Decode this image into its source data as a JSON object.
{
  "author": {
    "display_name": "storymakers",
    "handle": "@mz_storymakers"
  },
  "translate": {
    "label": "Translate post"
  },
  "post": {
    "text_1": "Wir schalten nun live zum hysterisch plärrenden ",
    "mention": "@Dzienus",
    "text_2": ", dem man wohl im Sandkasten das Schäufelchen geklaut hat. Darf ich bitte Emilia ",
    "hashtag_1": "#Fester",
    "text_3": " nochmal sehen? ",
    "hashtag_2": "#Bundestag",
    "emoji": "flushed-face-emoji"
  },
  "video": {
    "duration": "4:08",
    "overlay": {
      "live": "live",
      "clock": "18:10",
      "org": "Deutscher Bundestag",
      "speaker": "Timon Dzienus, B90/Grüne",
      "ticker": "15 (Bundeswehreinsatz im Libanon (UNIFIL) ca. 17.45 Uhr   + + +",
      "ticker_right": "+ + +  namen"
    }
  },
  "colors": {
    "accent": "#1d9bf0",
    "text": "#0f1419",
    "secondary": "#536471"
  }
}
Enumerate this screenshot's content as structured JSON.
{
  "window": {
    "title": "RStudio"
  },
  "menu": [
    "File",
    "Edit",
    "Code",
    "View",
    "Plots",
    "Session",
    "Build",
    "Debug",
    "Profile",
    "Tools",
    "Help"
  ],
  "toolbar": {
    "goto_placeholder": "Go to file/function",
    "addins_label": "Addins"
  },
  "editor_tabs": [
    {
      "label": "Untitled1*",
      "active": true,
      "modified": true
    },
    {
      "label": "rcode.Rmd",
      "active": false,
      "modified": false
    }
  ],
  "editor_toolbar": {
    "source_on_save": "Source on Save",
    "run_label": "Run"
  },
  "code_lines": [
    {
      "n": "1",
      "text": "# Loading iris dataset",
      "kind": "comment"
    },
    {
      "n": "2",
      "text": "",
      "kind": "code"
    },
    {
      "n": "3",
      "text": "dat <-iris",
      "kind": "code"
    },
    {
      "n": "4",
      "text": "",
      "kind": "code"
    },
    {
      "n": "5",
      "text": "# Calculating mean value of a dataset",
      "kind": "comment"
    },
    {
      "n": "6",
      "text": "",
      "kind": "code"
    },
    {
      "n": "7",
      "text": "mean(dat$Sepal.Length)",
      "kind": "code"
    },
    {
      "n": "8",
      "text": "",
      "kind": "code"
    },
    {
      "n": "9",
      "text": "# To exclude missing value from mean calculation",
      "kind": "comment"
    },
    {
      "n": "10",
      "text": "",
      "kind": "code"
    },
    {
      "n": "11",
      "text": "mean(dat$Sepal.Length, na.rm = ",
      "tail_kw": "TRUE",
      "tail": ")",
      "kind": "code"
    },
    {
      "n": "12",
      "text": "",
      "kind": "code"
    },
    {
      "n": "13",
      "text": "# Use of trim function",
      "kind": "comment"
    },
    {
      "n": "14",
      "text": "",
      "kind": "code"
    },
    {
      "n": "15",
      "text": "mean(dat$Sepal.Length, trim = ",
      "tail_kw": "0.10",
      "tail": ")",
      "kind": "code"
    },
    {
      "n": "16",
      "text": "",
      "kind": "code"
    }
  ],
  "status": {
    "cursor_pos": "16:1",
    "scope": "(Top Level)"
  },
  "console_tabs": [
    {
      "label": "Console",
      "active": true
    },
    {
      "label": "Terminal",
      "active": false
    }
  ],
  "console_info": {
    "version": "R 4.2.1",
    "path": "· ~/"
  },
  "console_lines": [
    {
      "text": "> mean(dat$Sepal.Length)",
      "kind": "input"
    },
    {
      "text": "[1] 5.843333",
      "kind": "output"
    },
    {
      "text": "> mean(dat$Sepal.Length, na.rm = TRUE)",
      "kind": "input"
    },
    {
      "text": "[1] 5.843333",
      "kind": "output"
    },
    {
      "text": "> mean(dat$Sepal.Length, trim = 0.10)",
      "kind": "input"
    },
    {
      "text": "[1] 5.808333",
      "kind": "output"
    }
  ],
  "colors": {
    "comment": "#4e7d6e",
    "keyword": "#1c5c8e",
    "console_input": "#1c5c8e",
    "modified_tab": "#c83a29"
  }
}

==========

* WHAT TO WORK ON:
Write out the data again, exactly and in full.

* WRITTEN ANSWER:
Decode this image into its source data as a JSON object.
{
  "author": {
    "display_name": "storymakers",
    "handle": "@mz_storymakers"
  },
  "translate": {
    "label": "Translate post"
  },
  "post": {
    "text_1": "Wir schalten nun live zum hysterisch plärrenden ",
    "mention": "@Dzienus",
    "text_2": ", dem man wohl im Sandkasten das Schäufelchen geklaut hat. Darf ich bitte Emilia ",
    "hashtag_1": "#Fester",
    "text_3": " nochmal sehen? ",
    "hashtag_2": "#Bundestag",
    "emoji": "flushed-face-emoji"
  },
  "video": {
    "duration": "4:08",
    "overlay": {
      "live": "live",
      "clock": "18:10",
      "org": "Deutscher Bundestag",
      "speaker": "Timon Dzienus, B90/Grüne",
      "ticker": "15 (Bundeswehreinsatz im Libanon (UNIFIL) ca. 17.45 Uhr   + + +",
      "ticker_right": "+ + +  namen"
    }
  },
  "colors": {
    "accent": "#1d9bf0",
    "text": "#0f1419",
    "secondary": "#536471"
  }
}
Enumerate this screenshot's content as structured JSON.
{
  "window": {
    "title": "RStudio"
  },
  "menu": [
    "File",
    "Edit",
    "Code",
    "View",
    "Plots",
    "Session",
    "Build",
    "Debug",
    "Profile",
    "Tools",
    "Help"
  ],
  "toolbar": {
    "goto_placeholder": "Go to file/function",
    "addins_label": "Addins"
  },
  "editor_tabs": [
    {
      "label": "Untitled1*",
      "active": true,
      "modified": true
    },
    {
      "label": "rcode.Rmd",
      "active": false,
      "modified": false
    }
  ],
  "editor_toolbar": {
    "source_on_save": "Source on Save",
    "run_label": "Run"
  },
  "code_lines": [
    {
      "n": "1",
      "text": "# Loading iris dataset",
      "kind": "comment"
    },
    {
      "n": "2",
      "text": "",
      "kind": "code"
    },
    {
      "n": "3",
      "text": "dat <-iris",
      "kind": "code"
    },
    {
      "n": "4",
      "text": "",
      "kind": "code"
    },
    {
      "n": "5",
      "text": "# Calculating mean value of a dataset",
      "kind": "comment"
    },
    {
      "n": "6",
      "text": "",
      "kind": "code"
    },
    {
      "n": "7",
      "text": "mean(dat$Sepal.Length)",
      "kind": "code"
    },
    {
      "n": "8",
      "text": "",
      "kind": "code"
    },
    {
      "n": "9",
      "text": "# To exclude missing value from mean calculation",
      "kind": "comment"
    },
    {
      "n": "10",
      "text": "",
      "kind": "code"
    },
    {
      "n": "11",
      "text": "mean(dat$Sepal.Length, na.rm = ",
      "tail_kw": "TRUE",
      "tail": ")",
      "kind": "code"
    },
    {
      "n": "12",
      "text": "",
      "kind": "code"
    },
    {
      "n": "13",
      "text": "# Use of trim function",
      "kind": "comment"
    },
    {
      "n": "14",
      "text": "",
      "kind": "code"
    },
    {
      "n": "15",
      "text": "mean(dat$Sepal.Length, trim = ",
      "tail_kw": "0.10",
      "tail": ")",
      "kind": "code"
    },
    {
      "n": "16",
      "text": "",
      "kind": "code"
    }
  ],
  "status": {
    "cursor_pos": "16:1",
    "scope": "(Top Level)"
  },
  "console_tabs": [
    {
      "label": "Console",
      "active": true
    },
    {
      "label": "Terminal",
      "active": false
    }
  ],
  "console_info": {
    "version": "R 4.2.1",
    "path": "· ~/"
  },
  "console_lines": [
    {
      "text": "> mean(dat$Sepal.Length)",
      "kind": "input"
    },
    {
      "text": "[1] 5.843333",
      "kind": "output"
    },
    {
      "text": "> mean(dat$Sepal.Length, na.rm = TRUE)",
      "kind": "input"
    },
    {
      "text": "[1] 5.843333",
      "kind": "output"
    },
    {
      "text": "> mean(dat$Sepal.Length, trim = 0.10)",
      "kind": "input"
    },
    {
      "text": "[1] 5.808333",
      "kind": "output"
    }
  ],
  "colors": {
    "comment": "#4e7d6e",
    "keyword": "#1c5c8e",
    "console_input": "#1c5c8e",
    "modified_tab": "#c83a29"
  }
}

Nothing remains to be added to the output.